▶ What you should do
Output the material exactly, but drop every image it holds.

▶ Exercise material
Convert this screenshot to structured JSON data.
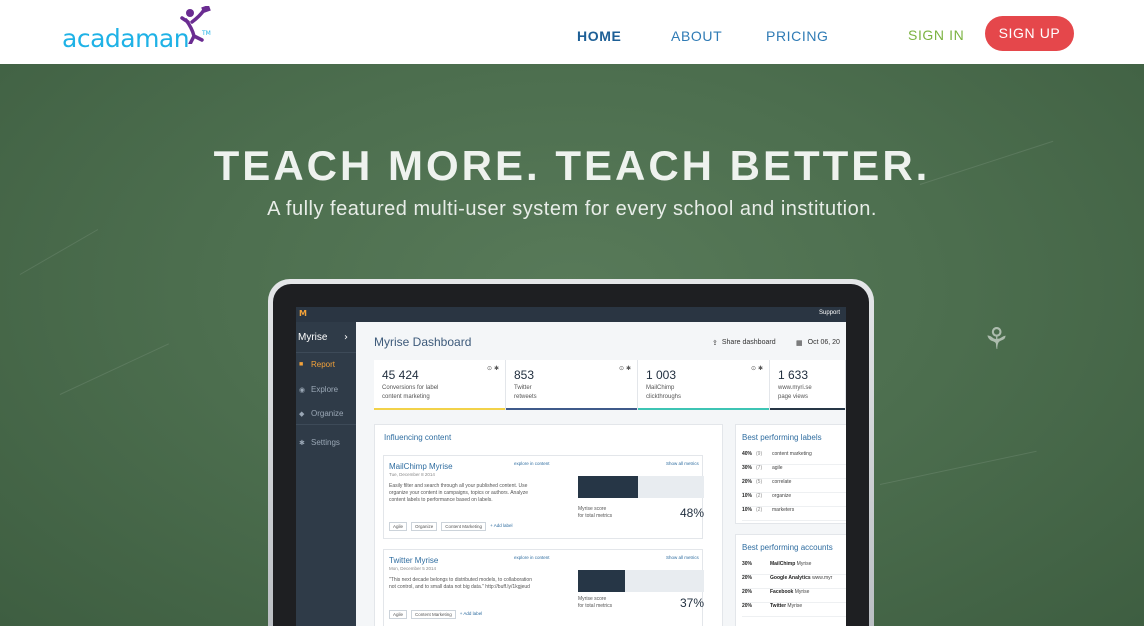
{
  "nav": {
    "logo_text": "acadaman",
    "logo_tm": "TM",
    "links": [
      {
        "label": "HOME",
        "active": true
      },
      {
        "label": "ABOUT",
        "active": false
      },
      {
        "label": "PRICING",
        "active": false
      }
    ],
    "sign_in": "SIGN IN",
    "sign_up": "SIGN UP"
  },
  "hero": {
    "headline": "TEACH MORE. TEACH BETTER.",
    "subline": "A fully featured multi-user system for every school and institution."
  },
  "dashboard": {
    "support": "Support",
    "brand": "Myrise",
    "menu": [
      {
        "label": "Report",
        "icon": "report-icon",
        "active": true
      },
      {
        "label": "Explore",
        "icon": "explore-icon",
        "active": false
      },
      {
        "label": "Organize",
        "icon": "tag-icon",
        "active": false
      },
      {
        "label": "Settings",
        "icon": "gear-icon",
        "active": false
      }
    ],
    "title": "Myrise Dashboard",
    "share": "Share dashboard",
    "date": "Oct 06, 20",
    "kpis": [
      {
        "value": "45 424",
        "label1": "Conversions for label",
        "label2": "content marketing",
        "color": "#f2d24a"
      },
      {
        "value": "853",
        "label1": "Twitter",
        "label2": "retweets",
        "color": "#3f5a8a"
      },
      {
        "value": "1 003",
        "label1": "MailChimp",
        "label2": "clickthroughs",
        "color": "#3ec4b4"
      },
      {
        "value": "1 633",
        "label1": "www.myri.se",
        "label2": "page views",
        "color": "#263646"
      }
    ],
    "influencing": {
      "title": "Influencing content",
      "cards": [
        {
          "title": "MailChimp Myrise",
          "date": "Tue, December 8 2014",
          "explore": "explore in content",
          "show": "Show all metrics",
          "body": [
            "Easily filter and search through all your published content.",
            "Use organize your content in campaigns, topics or authors.",
            "Analyze content labels to performance based on labels."
          ],
          "tags": [
            "Agile",
            "Organize",
            "Content Marketing"
          ],
          "add_label": "+ Add label",
          "score_label1": "Myrise score",
          "score_label2": "for total metrics",
          "score": "48%",
          "score_fraction": 0.48
        },
        {
          "title": "Twitter Myrise",
          "date": "Mon, December 5 2014",
          "explore": "explore in content",
          "show": "Show all metrics",
          "body": [
            "\"This next decade belongs to distributed models, to",
            "collaboration not control, and to small data not big",
            "data.\" http://buff.ly/1kgjeud"
          ],
          "tags": [
            "Agile",
            "Content Marketing"
          ],
          "add_label": "+ Add label",
          "score_label1": "Myrise score",
          "score_label2": "for total metrics",
          "score": "37%",
          "score_fraction": 0.37
        }
      ]
    },
    "best_labels": {
      "title": "Best performing labels",
      "rows": [
        {
          "pct": "40%",
          "n": "(9)",
          "label": "content marketing"
        },
        {
          "pct": "30%",
          "n": "(7)",
          "label": "agile"
        },
        {
          "pct": "20%",
          "n": "(5)",
          "label": "correlate"
        },
        {
          "pct": "10%",
          "n": "(2)",
          "label": "organize"
        },
        {
          "pct": "10%",
          "n": "(2)",
          "label": "marketers"
        }
      ]
    },
    "best_accounts": {
      "title": "Best performing accounts",
      "rows": [
        {
          "pct": "30%",
          "name": "MailChimp",
          "rest": "Myrise"
        },
        {
          "pct": "20%",
          "name": "Google Analytics",
          "rest": "www.myr"
        },
        {
          "pct": "20%",
          "name": "Facebook",
          "rest": "Myrise"
        },
        {
          "pct": "20%",
          "name": "Twitter",
          "rest": "Myrise"
        }
      ]
    }
  }
}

▶ Response to the exercise
Convert this screenshot to structured JSON data.
{
  "nav": {
    "logo_text": "acadaman",
    "logo_tm": "TM",
    "links": [
      {
        "label": "HOME",
        "active": true
      },
      {
        "label": "ABOUT",
        "active": false
      },
      {
        "label": "PRICING",
        "active": false
      }
    ],
    "sign_in": "SIGN IN",
    "sign_up": "SIGN UP"
  },
  "hero": {
    "headline": "TEACH MORE. TEACH BETTER.",
    "subline": "A fully featured multi-user system for every school and institution."
  },
  "dashboard": {
    "support": "Support",
    "brand": "Myrise",
    "menu": [
      {
        "label": "Report",
        "icon": "report-icon",
        "active": true
      },
      {
        "label": "Explore",
        "icon": "explore-icon",
        "active": false
      },
      {
        "label": "Organize",
        "icon": "tag-icon",
        "active": false
      },
      {
        "label": "Settings",
        "icon": "gear-icon",
        "active": false
      }
    ],
    "title": "Myrise Dashboard",
    "share": "Share dashboard",
    "date": "Oct 06, 20",
    "kpis": [
      {
        "value": "45 424",
        "label1": "Conversions for label",
        "label2": "content marketing",
        "color": "#f2d24a"
      },
      {
        "value": "853",
        "label1": "Twitter",
        "label2": "retweets",
        "color": "#3f5a8a"
      },
      {
        "value": "1 003",
        "label1": "MailChimp",
        "label2": "clickthroughs",
        "color": "#3ec4b4"
      },
      {
        "value": "1 633",
        "label1": "www.myri.se",
        "label2": "page views",
        "color": "#263646"
      }
    ],
    "influencing": {
      "title": "Influencing content",
      "cards": [
        {
          "title": "MailChimp Myrise",
          "date": "Tue, December 8 2014",
          "explore": "explore in content",
          "show": "Show all metrics",
          "body": [
            "Easily filter and search through all your published content.",
            "Use organize your content in campaigns, topics or authors.",
            "Analyze content labels to performance based on labels."
          ],
          "tags": [
            "Agile",
            "Organize",
            "Content Marketing"
          ],
          "add_label": "+ Add label",
          "score_label1": "Myrise score",
          "score_label2": "for total metrics",
          "score": "48%",
          "score_fraction": 0.48
        },
        {
          "title": "Twitter Myrise",
          "date": "Mon, December 5 2014",
          "explore": "explore in content",
          "show": "Show all metrics",
          "body": [
            "\"This next decade belongs to distributed models, to",
            "collaboration not control, and to small data not big",
            "data.\" http://buff.ly/1kgjeud"
          ],
          "tags": [
            "Agile",
            "Content Marketing"
          ],
          "add_label": "+ Add label",
          "score_label1": "Myrise score",
          "score_label2": "for total metrics",
          "score": "37%",
          "score_fraction": 0.37
        }
      ]
    },
    "best_labels": {
      "title": "Best performing labels",
      "rows": [
        {
          "pct": "40%",
          "n": "(9)",
          "label": "content marketing"
        },
        {
          "pct": "30%",
          "n": "(7)",
          "label": "agile"
        },
        {
          "pct": "20%",
          "n": "(5)",
          "label": "correlate"
        },
        {
          "pct": "10%",
          "n": "(2)",
          "label": "organize"
        },
        {
          "pct": "10%",
          "n": "(2)",
          "label": "marketers"
        }
      ]
    },
    "best_accounts": {
      "title": "Best performing accounts",
      "rows": [
        {
          "pct": "30%",
          "name": "MailChimp",
          "rest": "Myrise"
        },
        {
          "pct": "20%",
          "name": "Google Analytics",
          "rest": "www.myr"
        },
        {
          "pct": "20%",
          "name": "Facebook",
          "rest": "Myrise"
        },
        {
          "pct": "20%",
          "name": "Twitter",
          "rest": "Myrise"
        }
      ]
    }
  }
}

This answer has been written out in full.